▶ _Written instruction_:
Repeat all of the records verbatim.

▶ _Given records_:
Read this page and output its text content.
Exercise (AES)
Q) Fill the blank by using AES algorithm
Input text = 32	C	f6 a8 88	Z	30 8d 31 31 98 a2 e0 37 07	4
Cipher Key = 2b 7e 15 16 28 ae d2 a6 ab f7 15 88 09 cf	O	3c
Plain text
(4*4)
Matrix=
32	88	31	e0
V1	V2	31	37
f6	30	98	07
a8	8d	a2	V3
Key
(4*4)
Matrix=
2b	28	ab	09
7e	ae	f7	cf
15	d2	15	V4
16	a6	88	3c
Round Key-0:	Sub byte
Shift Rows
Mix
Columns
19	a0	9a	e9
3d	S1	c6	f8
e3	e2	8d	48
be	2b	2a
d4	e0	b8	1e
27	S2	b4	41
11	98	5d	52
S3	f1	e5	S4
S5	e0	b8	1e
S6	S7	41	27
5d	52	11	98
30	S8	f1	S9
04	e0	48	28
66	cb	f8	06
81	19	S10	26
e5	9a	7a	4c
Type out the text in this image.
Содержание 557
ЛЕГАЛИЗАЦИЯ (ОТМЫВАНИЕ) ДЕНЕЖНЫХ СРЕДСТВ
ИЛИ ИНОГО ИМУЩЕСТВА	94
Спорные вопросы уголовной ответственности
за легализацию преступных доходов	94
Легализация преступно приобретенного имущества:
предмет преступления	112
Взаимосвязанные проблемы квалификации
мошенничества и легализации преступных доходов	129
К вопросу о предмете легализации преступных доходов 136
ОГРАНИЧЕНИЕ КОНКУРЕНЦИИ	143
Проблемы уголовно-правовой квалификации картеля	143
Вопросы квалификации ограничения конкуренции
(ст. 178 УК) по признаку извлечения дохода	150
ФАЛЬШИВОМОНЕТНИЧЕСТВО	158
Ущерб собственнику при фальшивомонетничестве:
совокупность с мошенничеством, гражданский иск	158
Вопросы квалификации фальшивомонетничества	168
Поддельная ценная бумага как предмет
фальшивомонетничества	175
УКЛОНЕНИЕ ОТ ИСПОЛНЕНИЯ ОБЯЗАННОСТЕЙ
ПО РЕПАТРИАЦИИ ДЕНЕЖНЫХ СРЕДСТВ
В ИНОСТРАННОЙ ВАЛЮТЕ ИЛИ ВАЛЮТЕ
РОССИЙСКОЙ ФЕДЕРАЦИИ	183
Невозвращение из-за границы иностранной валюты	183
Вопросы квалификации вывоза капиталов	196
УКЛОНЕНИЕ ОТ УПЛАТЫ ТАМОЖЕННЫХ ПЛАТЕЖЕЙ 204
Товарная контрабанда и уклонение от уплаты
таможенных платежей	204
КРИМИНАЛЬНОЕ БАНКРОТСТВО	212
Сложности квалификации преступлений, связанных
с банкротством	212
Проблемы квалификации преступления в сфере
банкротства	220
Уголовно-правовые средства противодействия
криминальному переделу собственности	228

▶ _Exercise result_:
Read this page and output its text content.
Exercise (AES)
Q) Fill the blank by using AES algorithm
Input text = 32	C	f6 a8 88	Z	30 8d 31 31 98 a2 e0 37 07	4
Cipher Key = 2b 7e 15 16 28 ae d2 a6 ab f7 15 88 09 cf	O	3c
Plain text
(4*4)
Matrix=
32	88	31	e0
V1	V2	31	37
f6	30	98	07
a8	8d	a2	V3
Key
(4*4)
Matrix=
2b	28	ab	09
7e	ae	f7	cf
15	d2	15	V4
16	a6	88	3c
Round Key-0:	Sub byte
Shift Rows
Mix
Columns
19	a0	9a	e9
3d	S1	c6	f8
e3	e2	8d	48
be	2b	2a
d4	e0	b8	1e
27	S2	b4	41
11	98	5d	52
S3	f1	e5	S4
S5	e0	b8	1e
S6	S7	41	27
5d	52	11	98
30	S8	f1	S9
04	e0	48	28
66	cb	f8	06
81	19	S10	26
e5	9a	7a	4c
Type out the text in this image.
Содержание 557
ЛЕГАЛИЗАЦИЯ (ОТМЫВАНИЕ) ДЕНЕЖНЫХ СРЕДСТВ
ИЛИ ИНОГО ИМУЩЕСТВА	94
Спорные вопросы уголовной ответственности
за легализацию преступных доходов	94
Легализация преступно приобретенного имущества:
предмет преступления	112
Взаимосвязанные проблемы квалификации
мошенничества и легализации преступных доходов	129
К вопросу о предмете легализации преступных доходов 136
ОГРАНИЧЕНИЕ КОНКУРЕНЦИИ	143
Проблемы уголовно-правовой квалификации картеля	143
Вопросы квалификации ограничения конкуренции
(ст. 178 УК) по признаку извлечения дохода	150
ФАЛЬШИВОМОНЕТНИЧЕСТВО	158
Ущерб собственнику при фальшивомонетничестве:
совокупность с мошенничеством, гражданский иск	158
Вопросы квалификации фальшивомонетничества	168
Поддельная ценная бумага как предмет
фальшивомонетничества	175
УКЛОНЕНИЕ ОТ ИСПОЛНЕНИЯ ОБЯЗАННОСТЕЙ
ПО РЕПАТРИАЦИИ ДЕНЕЖНЫХ СРЕДСТВ
В ИНОСТРАННОЙ ВАЛЮТЕ ИЛИ ВАЛЮТЕ
РОССИЙСКОЙ ФЕДЕРАЦИИ	183
Невозвращение из-за границы иностранной валюты	183
Вопросы квалификации вывоза капиталов	196
УКЛОНЕНИЕ ОТ УПЛАТЫ ТАМОЖЕННЫХ ПЛАТЕЖЕЙ 204
Товарная контрабанда и уклонение от уплаты
таможенных платежей	204
КРИМИНАЛЬНОЕ БАНКРОТСТВО	212
Сложности квалификации преступлений, связанных
с банкротством	212
Проблемы квалификации преступления в сфере
банкротства	220
Уголовно-правовые средства противодействия
криминальному переделу собственности	228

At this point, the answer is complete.